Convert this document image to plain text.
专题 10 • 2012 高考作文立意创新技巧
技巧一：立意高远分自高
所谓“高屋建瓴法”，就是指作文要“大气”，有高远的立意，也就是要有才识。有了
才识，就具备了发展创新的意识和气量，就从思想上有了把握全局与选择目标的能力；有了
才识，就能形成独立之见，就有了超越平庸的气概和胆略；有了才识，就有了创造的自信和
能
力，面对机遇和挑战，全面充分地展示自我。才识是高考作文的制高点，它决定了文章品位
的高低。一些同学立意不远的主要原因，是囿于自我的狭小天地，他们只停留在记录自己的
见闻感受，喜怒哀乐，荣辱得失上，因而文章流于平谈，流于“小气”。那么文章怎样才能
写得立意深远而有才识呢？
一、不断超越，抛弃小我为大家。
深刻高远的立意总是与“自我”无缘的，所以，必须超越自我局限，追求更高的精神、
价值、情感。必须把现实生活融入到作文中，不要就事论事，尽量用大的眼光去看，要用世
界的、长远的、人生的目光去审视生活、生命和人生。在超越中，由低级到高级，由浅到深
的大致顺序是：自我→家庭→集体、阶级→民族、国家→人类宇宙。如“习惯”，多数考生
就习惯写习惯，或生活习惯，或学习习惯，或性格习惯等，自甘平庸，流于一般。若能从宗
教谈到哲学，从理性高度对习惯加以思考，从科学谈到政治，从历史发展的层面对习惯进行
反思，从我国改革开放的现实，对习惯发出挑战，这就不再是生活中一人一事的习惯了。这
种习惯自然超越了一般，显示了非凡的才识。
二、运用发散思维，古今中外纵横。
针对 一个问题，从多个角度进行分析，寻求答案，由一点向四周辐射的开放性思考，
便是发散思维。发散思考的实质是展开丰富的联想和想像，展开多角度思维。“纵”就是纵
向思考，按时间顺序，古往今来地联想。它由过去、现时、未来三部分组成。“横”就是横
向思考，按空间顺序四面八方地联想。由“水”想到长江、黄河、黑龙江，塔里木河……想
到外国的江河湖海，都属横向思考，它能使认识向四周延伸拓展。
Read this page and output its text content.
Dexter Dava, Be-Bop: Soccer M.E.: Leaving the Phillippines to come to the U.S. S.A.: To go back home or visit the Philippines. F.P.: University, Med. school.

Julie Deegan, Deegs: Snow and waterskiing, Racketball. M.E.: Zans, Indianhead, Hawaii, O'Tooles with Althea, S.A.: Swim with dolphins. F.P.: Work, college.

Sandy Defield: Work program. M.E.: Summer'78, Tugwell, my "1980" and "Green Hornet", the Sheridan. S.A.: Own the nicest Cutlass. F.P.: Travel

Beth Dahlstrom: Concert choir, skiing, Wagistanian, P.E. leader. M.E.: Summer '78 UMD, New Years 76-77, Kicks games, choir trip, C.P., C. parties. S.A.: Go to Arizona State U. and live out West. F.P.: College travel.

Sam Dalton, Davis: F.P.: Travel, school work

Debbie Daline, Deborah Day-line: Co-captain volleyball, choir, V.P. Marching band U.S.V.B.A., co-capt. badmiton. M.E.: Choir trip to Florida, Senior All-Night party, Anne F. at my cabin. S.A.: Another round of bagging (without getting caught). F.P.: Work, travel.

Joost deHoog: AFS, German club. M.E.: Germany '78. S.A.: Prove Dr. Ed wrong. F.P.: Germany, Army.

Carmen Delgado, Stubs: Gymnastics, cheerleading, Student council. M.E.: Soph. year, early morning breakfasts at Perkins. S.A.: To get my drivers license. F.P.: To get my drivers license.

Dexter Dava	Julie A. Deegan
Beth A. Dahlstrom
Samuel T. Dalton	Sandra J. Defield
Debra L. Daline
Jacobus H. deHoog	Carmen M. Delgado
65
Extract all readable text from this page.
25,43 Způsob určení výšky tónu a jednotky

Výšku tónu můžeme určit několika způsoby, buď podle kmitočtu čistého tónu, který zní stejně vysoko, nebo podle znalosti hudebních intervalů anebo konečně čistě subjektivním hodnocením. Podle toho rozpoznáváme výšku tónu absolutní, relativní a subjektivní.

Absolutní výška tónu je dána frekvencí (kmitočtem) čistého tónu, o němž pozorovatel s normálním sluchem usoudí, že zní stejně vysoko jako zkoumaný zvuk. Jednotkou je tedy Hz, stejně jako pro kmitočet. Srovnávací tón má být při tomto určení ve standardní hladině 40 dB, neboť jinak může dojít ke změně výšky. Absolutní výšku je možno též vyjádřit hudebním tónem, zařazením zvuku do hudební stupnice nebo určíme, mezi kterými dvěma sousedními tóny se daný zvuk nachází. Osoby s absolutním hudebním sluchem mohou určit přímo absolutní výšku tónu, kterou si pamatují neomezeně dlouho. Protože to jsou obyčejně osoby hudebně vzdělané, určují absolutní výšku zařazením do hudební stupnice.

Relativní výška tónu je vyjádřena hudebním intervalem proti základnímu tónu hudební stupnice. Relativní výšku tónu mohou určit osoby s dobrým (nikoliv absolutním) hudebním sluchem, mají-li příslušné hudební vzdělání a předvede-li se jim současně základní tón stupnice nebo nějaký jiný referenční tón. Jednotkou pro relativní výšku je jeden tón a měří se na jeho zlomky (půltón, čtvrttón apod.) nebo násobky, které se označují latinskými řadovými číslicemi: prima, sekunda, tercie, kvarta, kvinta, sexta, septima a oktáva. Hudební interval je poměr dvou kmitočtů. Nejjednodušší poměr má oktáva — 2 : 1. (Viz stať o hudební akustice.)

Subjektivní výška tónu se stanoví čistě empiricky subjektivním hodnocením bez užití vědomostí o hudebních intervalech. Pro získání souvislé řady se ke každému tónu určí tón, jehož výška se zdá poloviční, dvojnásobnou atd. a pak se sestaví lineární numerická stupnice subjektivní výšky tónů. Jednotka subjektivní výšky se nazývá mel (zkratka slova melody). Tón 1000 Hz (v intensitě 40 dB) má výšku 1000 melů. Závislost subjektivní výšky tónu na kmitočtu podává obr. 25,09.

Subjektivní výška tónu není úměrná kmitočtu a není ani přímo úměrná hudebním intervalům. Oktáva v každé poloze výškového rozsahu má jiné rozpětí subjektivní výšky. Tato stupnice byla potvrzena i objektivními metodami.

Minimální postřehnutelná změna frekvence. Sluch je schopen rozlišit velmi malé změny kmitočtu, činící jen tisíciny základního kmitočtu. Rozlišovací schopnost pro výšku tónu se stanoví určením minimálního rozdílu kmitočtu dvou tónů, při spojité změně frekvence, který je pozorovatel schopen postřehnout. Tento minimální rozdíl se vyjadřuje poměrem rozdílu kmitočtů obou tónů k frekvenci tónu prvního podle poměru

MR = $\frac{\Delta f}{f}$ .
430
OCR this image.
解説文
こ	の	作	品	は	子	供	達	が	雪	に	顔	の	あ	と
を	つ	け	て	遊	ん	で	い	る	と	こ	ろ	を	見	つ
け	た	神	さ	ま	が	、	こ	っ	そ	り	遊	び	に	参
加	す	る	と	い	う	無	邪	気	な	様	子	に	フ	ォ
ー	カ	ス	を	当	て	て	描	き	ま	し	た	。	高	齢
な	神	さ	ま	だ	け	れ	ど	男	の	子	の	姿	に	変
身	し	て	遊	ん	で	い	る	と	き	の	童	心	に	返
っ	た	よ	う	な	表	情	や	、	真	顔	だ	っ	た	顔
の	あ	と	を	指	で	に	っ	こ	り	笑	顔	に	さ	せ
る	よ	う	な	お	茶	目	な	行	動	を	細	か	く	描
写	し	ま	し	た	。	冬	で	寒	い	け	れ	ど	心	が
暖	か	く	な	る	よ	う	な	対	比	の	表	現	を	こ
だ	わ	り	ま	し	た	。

* * * * *

◆ Exercise directions ◆
Write out all of the records once more, exactly.

◆ Task answer ◆
Convert this document image to plain text.
专题 10 • 2012 高考作文立意创新技巧
技巧一：立意高远分自高
所谓“高屋建瓴法”，就是指作文要“大气”，有高远的立意，也就是要有才识。有了
才识，就具备了发展创新的意识和气量，就从思想上有了把握全局与选择目标的能力；有了
才识，就能形成独立之见，就有了超越平庸的气概和胆略；有了才识，就有了创造的自信和
能
力，面对机遇和挑战，全面充分地展示自我。才识是高考作文的制高点，它决定了文章品位
的高低。一些同学立意不远的主要原因，是囿于自我的狭小天地，他们只停留在记录自己的
见闻感受，喜怒哀乐，荣辱得失上，因而文章流于平谈，流于“小气”。那么文章怎样才能
写得立意深远而有才识呢？
一、不断超越，抛弃小我为大家。
深刻高远的立意总是与“自我”无缘的，所以，必须超越自我局限，追求更高的精神、
价值、情感。必须把现实生活融入到作文中，不要就事论事，尽量用大的眼光去看，要用世
界的、长远的、人生的目光去审视生活、生命和人生。在超越中，由低级到高级，由浅到深
的大致顺序是：自我→家庭→集体、阶级→民族、国家→人类宇宙。如“习惯”，多数考生
就习惯写习惯，或生活习惯，或学习习惯，或性格习惯等，自甘平庸，流于一般。若能从宗
教谈到哲学，从理性高度对习惯加以思考，从科学谈到政治，从历史发展的层面对习惯进行
反思，从我国改革开放的现实，对习惯发出挑战，这就不再是生活中一人一事的习惯了。这
种习惯自然超越了一般，显示了非凡的才识。
二、运用发散思维，古今中外纵横。
针对 一个问题，从多个角度进行分析，寻求答案，由一点向四周辐射的开放性思考，
便是发散思维。发散思考的实质是展开丰富的联想和想像，展开多角度思维。“纵”就是纵
向思考，按时间顺序，古往今来地联想。它由过去、现时、未来三部分组成。“横”就是横
向思考，按空间顺序四面八方地联想。由“水”想到长江、黄河、黑龙江，塔里木河……想
到外国的江河湖海，都属横向思考，它能使认识向四周延伸拓展。
Read this page and output its text content.
Dexter Dava, Be-Bop: Soccer M.E.: Leaving the Phillippines to come to the U.S. S.A.: To go back home or visit the Philippines. F.P.: University, Med. school.

Julie Deegan, Deegs: Snow and waterskiing, Racketball. M.E.: Zans, Indianhead, Hawaii, O'Tooles with Althea, S.A.: Swim with dolphins. F.P.: Work, college.

Sandy Defield: Work program. M.E.: Summer'78, Tugwell, my "1980" and "Green Hornet", the Sheridan. S.A.: Own the nicest Cutlass. F.P.: Travel

Beth Dahlstrom: Concert choir, skiing, Wagistanian, P.E. leader. M.E.: Summer '78 UMD, New Years 76-77, Kicks games, choir trip, C.P., C. parties. S.A.: Go to Arizona State U. and live out West. F.P.: College travel.

Sam Dalton, Davis: F.P.: Travel, school work

Debbie Daline, Deborah Day-line: Co-captain volleyball, choir, V.P. Marching band U.S.V.B.A., co-capt. badmiton. M.E.: Choir trip to Florida, Senior All-Night party, Anne F. at my cabin. S.A.: Another round of bagging (without getting caught). F.P.: Work, travel.

Joost deHoog: AFS, German club. M.E.: Germany '78. S.A.: Prove Dr. Ed wrong. F.P.: Germany, Army.

Carmen Delgado, Stubs: Gymnastics, cheerleading, Student council. M.E.: Soph. year, early morning breakfasts at Perkins. S.A.: To get my drivers license. F.P.: To get my drivers license.

Dexter Dava	Julie A. Deegan
Beth A. Dahlstrom
Samuel T. Dalton	Sandra J. Defield
Debra L. Daline
Jacobus H. deHoog	Carmen M. Delgado
65
Extract all readable text from this page.
25,43 Způsob určení výšky tónu a jednotky

Výšku tónu můžeme určit několika způsoby, buď podle kmitočtu čistého tónu, který zní stejně vysoko, nebo podle znalosti hudebních intervalů anebo konečně čistě subjektivním hodnocením. Podle toho rozpoznáváme výšku tónu absolutní, relativní a subjektivní.

Absolutní výška tónu je dána frekvencí (kmitočtem) čistého tónu, o němž pozorovatel s normálním sluchem usoudí, že zní stejně vysoko jako zkoumaný zvuk. Jednotkou je tedy Hz, stejně jako pro kmitočet. Srovnávací tón má být při tomto určení ve standardní hladině 40 dB, neboť jinak může dojít ke změně výšky. Absolutní výšku je možno též vyjádřit hudebním tónem, zařazením zvuku do hudební stupnice nebo určíme, mezi kterými dvěma sousedními tóny se daný zvuk nachází. Osoby s absolutním hudebním sluchem mohou určit přímo absolutní výšku tónu, kterou si pamatují neomezeně dlouho. Protože to jsou obyčejně osoby hudebně vzdělané, určují absolutní výšku zařazením do hudební stupnice.

Relativní výška tónu je vyjádřena hudebním intervalem proti základnímu tónu hudební stupnice. Relativní výšku tónu mohou určit osoby s dobrým (nikoliv absolutním) hudebním sluchem, mají-li příslušné hudební vzdělání a předvede-li se jim současně základní tón stupnice nebo nějaký jiný referenční tón. Jednotkou pro relativní výšku je jeden tón a měří se na jeho zlomky (půltón, čtvrttón apod.) nebo násobky, které se označují latinskými řadovými číslicemi: prima, sekunda, tercie, kvarta, kvinta, sexta, septima a oktáva. Hudební interval je poměr dvou kmitočtů. Nejjednodušší poměr má oktáva — 2 : 1. (Viz stať o hudební akustice.)

Subjektivní výška tónu se stanoví čistě empiricky subjektivním hodnocením bez užití vědomostí o hudebních intervalech. Pro získání souvislé řady se ke každému tónu určí tón, jehož výška se zdá poloviční, dvojnásobnou atd. a pak se sestaví lineární numerická stupnice subjektivní výšky tónů. Jednotka subjektivní výšky se nazývá mel (zkratka slova melody). Tón 1000 Hz (v intensitě 40 dB) má výšku 1000 melů. Závislost subjektivní výšky tónu na kmitočtu podává obr. 25,09.

Subjektivní výška tónu není úměrná kmitočtu a není ani přímo úměrná hudebním intervalům. Oktáva v každé poloze výškového rozsahu má jiné rozpětí subjektivní výšky. Tato stupnice byla potvrzena i objektivními metodami.

Minimální postřehnutelná změna frekvence. Sluch je schopen rozlišit velmi malé změny kmitočtu, činící jen tisíciny základního kmitočtu. Rozlišovací schopnost pro výšku tónu se stanoví určením minimálního rozdílu kmitočtu dvou tónů, při spojité změně frekvence, který je pozorovatel schopen postřehnout. Tento minimální rozdíl se vyjadřuje poměrem rozdílu kmitočtů obou tónů k frekvenci tónu prvního podle poměru

MR = $\frac{\Delta f}{f}$ .
430
OCR this image.
解説文
こ	の	作	品	は	子	供	達	が	雪	に	顔	の	あ	と
を	つ	け	て	遊	ん	で	い	る	と	こ	ろ	を	見	つ
け	た	神	さ	ま	が	、	こ	っ	そ	り	遊	び	に	参
加	す	る	と	い	う	無	邪	気	な	様	子	に	フ	ォ
ー	カ	ス	を	当	て	て	描	き	ま	し	た	。	高	齢
な	神	さ	ま	だ	け	れ	ど	男	の	子	の	姿	に	変
身	し	て	遊	ん	で	い	る	と	き	の	童	心	に	返
っ	た	よ	う	な	表	情	や	、	真	顔	だ	っ	た	顔
の	あ	と	を	指	で	に	っ	こ	り	笑	顔	に	さ	せ
る	よ	う	な	お	茶	目	な	行	動	を	細	か	く	描
写	し	ま	し	た	。	冬	で	寒	い	け	れ	ど	心	が
暖	か	く	な	る	よ	う	な	対	比	の	表	現	を	こ
だ	わ	り	ま	し	た	。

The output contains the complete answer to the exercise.